WHAT IS NEEDED.
Lay out the listing below as a two-column CSV with the columns description and locations, one row for each description in the listing. Put the description text and its location lines each in a single quoted field, with line breaks replaced by spaces.

EXERCISE MATERIALS.
[BEGIN]
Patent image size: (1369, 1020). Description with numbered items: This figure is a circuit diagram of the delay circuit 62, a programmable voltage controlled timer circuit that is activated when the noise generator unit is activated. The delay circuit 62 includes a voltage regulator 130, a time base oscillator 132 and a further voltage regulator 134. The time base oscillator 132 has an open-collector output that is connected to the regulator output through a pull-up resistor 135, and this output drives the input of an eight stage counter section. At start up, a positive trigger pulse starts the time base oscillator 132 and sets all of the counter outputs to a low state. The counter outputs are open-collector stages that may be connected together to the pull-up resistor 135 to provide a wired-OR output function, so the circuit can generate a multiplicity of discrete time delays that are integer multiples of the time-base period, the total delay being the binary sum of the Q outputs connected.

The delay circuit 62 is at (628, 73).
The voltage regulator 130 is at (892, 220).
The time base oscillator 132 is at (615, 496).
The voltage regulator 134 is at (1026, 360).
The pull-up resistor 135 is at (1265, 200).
[END]
SOLUTION TO THIS EXERCISE.
description,locations
"Patent image size: (1369, 1020). Description with numbered items: This figure is a circuit diagram of the delay circuit 62, a programmable voltage controlled timer circuit that is activated when the noise generator unit is activated. The delay circuit 62 includes a voltage regulator 130, a time base oscillator 132 and a further voltage regulator 134. The time base oscillator 132 has an open-collector output that is connected to the regulator output through a pull-up resistor 135, and this output drives the input of an eight stage counter section. At start up, a positive trigger pulse starts the time base oscillator 132 and sets all of the counter outputs to a low state. The counter outputs are open-collector stages that may be connected together to the pull-up resistor 135 to provide a wired-OR output function, so the circuit can generate a multiplicity of discrete time delays that are integer multiples of the time-base period, the total delay being the binary sum of the Q outputs connected.","The delay circuit 62 is at (628, 73). The voltage regulator 130 is at (892, 220). The time base oscillator 132 is at (615, 496). The voltage regulator 134 is at (1026, 360). The pull-up resistor 135 is at (1265, 200)."